# Record extracts
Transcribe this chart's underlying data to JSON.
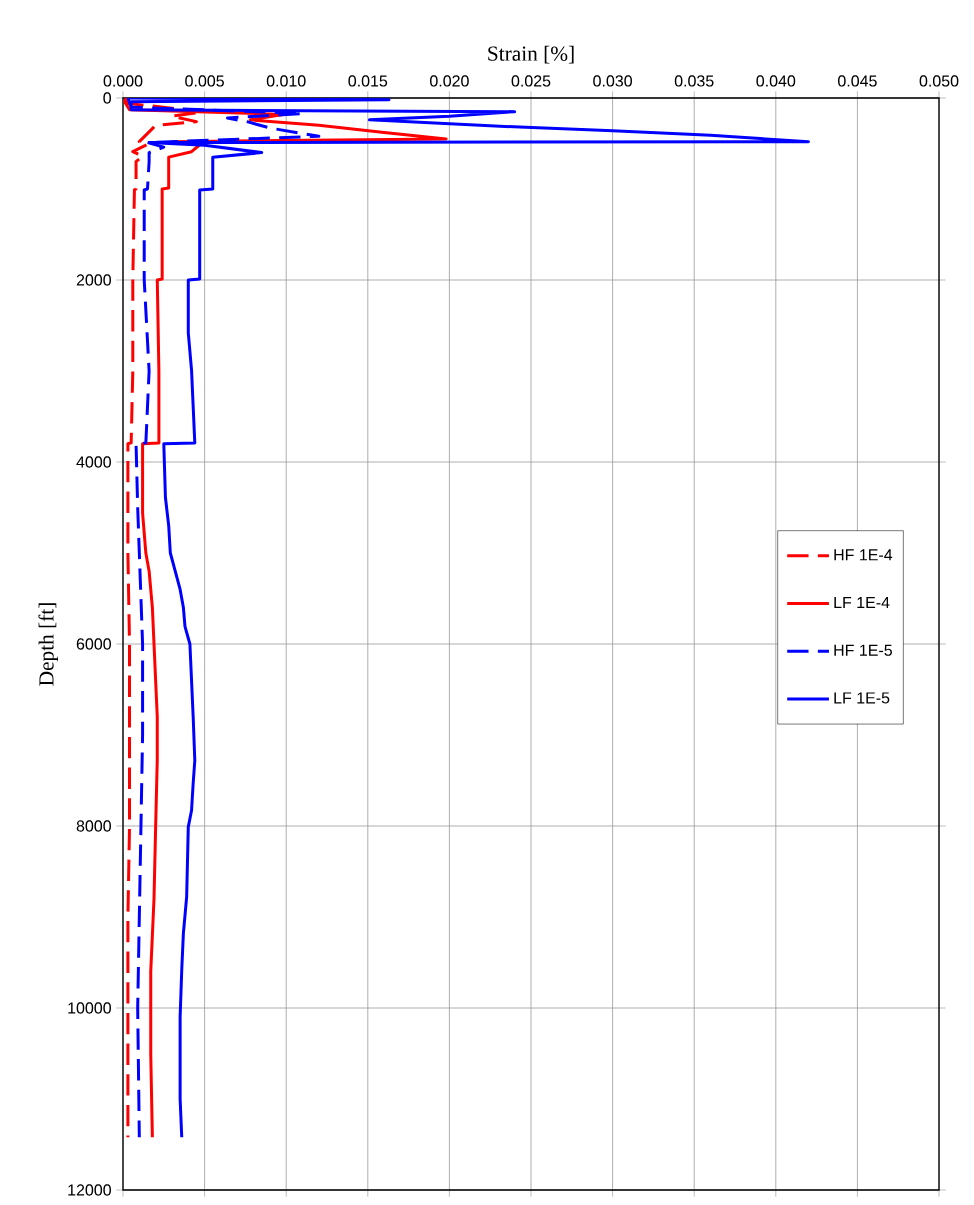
{
  "chart_data": {
    "type": "line",
    "xlabel": "Strain [%]",
    "ylabel": "Depth [ft]",
    "xlim": [
      0,
      0.05
    ],
    "ylim": [
      12000,
      0
    ],
    "xticks": [
      {
        "value": 0,
        "label": "0.000"
      },
      {
        "value": 0.005,
        "label": "0.005"
      },
      {
        "value": 0.01,
        "label": "0.010"
      },
      {
        "value": 0.015,
        "label": "0.015"
      },
      {
        "value": 0.02,
        "label": "0.020"
      },
      {
        "value": 0.025,
        "label": "0.025"
      },
      {
        "value": 0.03,
        "label": "0.030"
      },
      {
        "value": 0.035,
        "label": "0.035"
      },
      {
        "value": 0.04,
        "label": "0.040"
      },
      {
        "value": 0.045,
        "label": "0.045"
      },
      {
        "value": 0.05,
        "label": "0.050"
      }
    ],
    "yticks": [
      0,
      2000,
      4000,
      6000,
      8000,
      10000,
      12000
    ],
    "grid": true,
    "legend": "right",
    "marker": "none",
    "series": [
      {
        "name": "HF 1E-4",
        "color": "#ff0000",
        "line_style": "dashed",
        "x": [
          0.0002,
          0.0003,
          0.005,
          0.003,
          0.0045,
          0.002,
          0.001,
          0.0015,
          0.0006,
          0.0012,
          0.0008,
          0.0008,
          0.0007,
          0.0006,
          0.0006,
          0.0005,
          0.0003,
          0.0003,
          0.0004,
          0.0004,
          0.0003,
          0.0003
        ],
        "values": [
          0,
          60,
          150,
          200,
          260,
          300,
          480,
          510,
          590,
          640,
          700,
          1000,
          1010,
          2000,
          3000,
          3790,
          3800,
          5000,
          6000,
          8000,
          9000,
          11420
        ]
      },
      {
        "name": "LF 1E-4",
        "color": "#ff0000",
        "line_style": "solid",
        "x": [
          0.0002,
          0.0001,
          0.0004,
          0.0099,
          0.0078,
          0.012,
          0.016,
          0.0198,
          0.003,
          0.0048,
          0.0042,
          0.0028,
          0.0028,
          0.0024,
          0.0024,
          0.0021,
          0.0022,
          0.0022,
          0.0012,
          0.0012,
          0.0014,
          0.0016,
          0.0018,
          0.0019,
          0.0021,
          0.0021,
          0.002,
          0.0019,
          0.0018,
          0.0017,
          0.0017,
          0.0018
        ],
        "values": [
          0,
          40,
          130,
          180,
          240,
          300,
          380,
          450,
          480,
          500,
          590,
          650,
          990,
          1000,
          1990,
          2000,
          3000,
          3790,
          3800,
          4560,
          5000,
          5200,
          5600,
          6000,
          6800,
          7270,
          8010,
          8800,
          9200,
          9600,
          10500,
          11420
        ]
      },
      {
        "name": "HF 1E-5",
        "color": "#0000ff",
        "line_style": "dashed",
        "x": [
          0.0003,
          0.0005,
          0.011,
          0.0064,
          0.0076,
          0.009,
          0.012,
          0.0015,
          0.0025,
          0.0016,
          0.0016,
          0.0015,
          0.0013,
          0.0013,
          0.0016,
          0.0014,
          0.0008,
          0.0009,
          0.001,
          0.0012,
          0.0012,
          0.0011,
          0.001,
          0.0009,
          0.001
        ],
        "values": [
          0,
          100,
          170,
          220,
          260,
          330,
          420,
          490,
          540,
          600,
          700,
          1000,
          1010,
          2000,
          3000,
          3790,
          3800,
          4500,
          5000,
          6000,
          7000,
          8000,
          9000,
          10000,
          11420
        ]
      },
      {
        "name": "LF 1E-5",
        "color": "#0000ff",
        "line_style": "solid",
        "x": [
          0.0003,
          0.0163,
          0.0005,
          0.0005,
          0.024,
          0.02,
          0.0151,
          0.0243,
          0.03,
          0.036,
          0.042,
          0.0016,
          0.005,
          0.0085,
          0.0055,
          0.0055,
          0.0047,
          0.0047,
          0.004,
          0.004,
          0.0042,
          0.0044,
          0.0025,
          0.0026,
          0.0028,
          0.0029,
          0.0032,
          0.0035,
          0.0037,
          0.0038,
          0.0041,
          0.0043,
          0.0044,
          0.0043,
          0.0042,
          0.004,
          0.0039,
          0.0037,
          0.0036,
          0.0035,
          0.0035,
          0.0036
        ],
        "values": [
          0,
          20,
          40,
          130,
          150,
          200,
          240,
          320,
          360,
          410,
          480,
          490,
          520,
          600,
          650,
          1000,
          1010,
          1990,
          2000,
          2580,
          2990,
          3790,
          3800,
          4390,
          4700,
          5000,
          5200,
          5400,
          5600,
          5810,
          6000,
          6800,
          7280,
          7530,
          7830,
          8010,
          8780,
          9180,
          9580,
          10100,
          11000,
          11420
        ]
      }
    ]
  }
}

# The exercise
Return every line above in which the string "name" occurs.

# Response for this exercise
        "name": "HF 1E-4",
        "name": "LF 1E-4",
        "name": "HF 1E-5",
        "name": "LF 1E-5",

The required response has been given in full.